What you should do:
Exactly repeat the material, dropping only the pictures.

-- START Stored data --

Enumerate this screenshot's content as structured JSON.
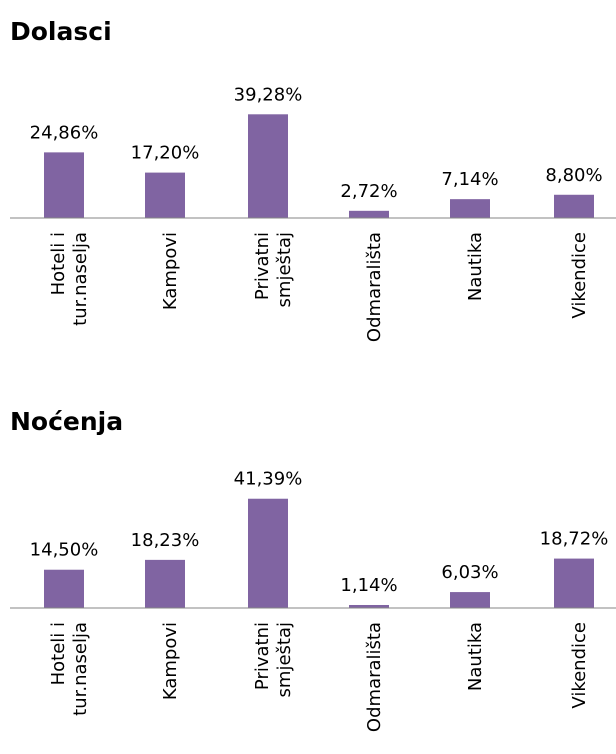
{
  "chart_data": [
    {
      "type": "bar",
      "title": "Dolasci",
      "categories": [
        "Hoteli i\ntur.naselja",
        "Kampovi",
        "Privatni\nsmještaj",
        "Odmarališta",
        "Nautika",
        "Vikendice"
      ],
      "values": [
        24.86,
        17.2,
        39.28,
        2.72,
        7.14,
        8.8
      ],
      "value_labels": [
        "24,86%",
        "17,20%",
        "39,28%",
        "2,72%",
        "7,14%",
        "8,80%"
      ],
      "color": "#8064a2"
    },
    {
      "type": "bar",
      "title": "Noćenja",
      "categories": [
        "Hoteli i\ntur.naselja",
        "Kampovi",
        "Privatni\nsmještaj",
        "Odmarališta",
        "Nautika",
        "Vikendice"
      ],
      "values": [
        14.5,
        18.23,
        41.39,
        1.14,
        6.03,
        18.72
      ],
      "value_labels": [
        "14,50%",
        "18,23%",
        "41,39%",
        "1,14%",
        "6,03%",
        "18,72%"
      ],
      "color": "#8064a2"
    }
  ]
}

-- END Stored data --

Right answer:
Enumerate this screenshot's content as structured JSON.
{
  "chart_data": [
    {
      "type": "bar",
      "title": "Dolasci",
      "categories": [
        "Hoteli i\ntur.naselja",
        "Kampovi",
        "Privatni\nsmještaj",
        "Odmarališta",
        "Nautika",
        "Vikendice"
      ],
      "values": [
        24.86,
        17.2,
        39.28,
        2.72,
        7.14,
        8.8
      ],
      "value_labels": [
        "24,86%",
        "17,20%",
        "39,28%",
        "2,72%",
        "7,14%",
        "8,80%"
      ],
      "color": "#8064a2"
    },
    {
      "type": "bar",
      "title": "Noćenja",
      "categories": [
        "Hoteli i\ntur.naselja",
        "Kampovi",
        "Privatni\nsmještaj",
        "Odmarališta",
        "Nautika",
        "Vikendice"
      ],
      "values": [
        14.5,
        18.23,
        41.39,
        1.14,
        6.03,
        18.72
      ],
      "value_labels": [
        "14,50%",
        "18,23%",
        "41,39%",
        "1,14%",
        "6,03%",
        "18,72%"
      ],
      "color": "#8064a2"
    }
  ]
}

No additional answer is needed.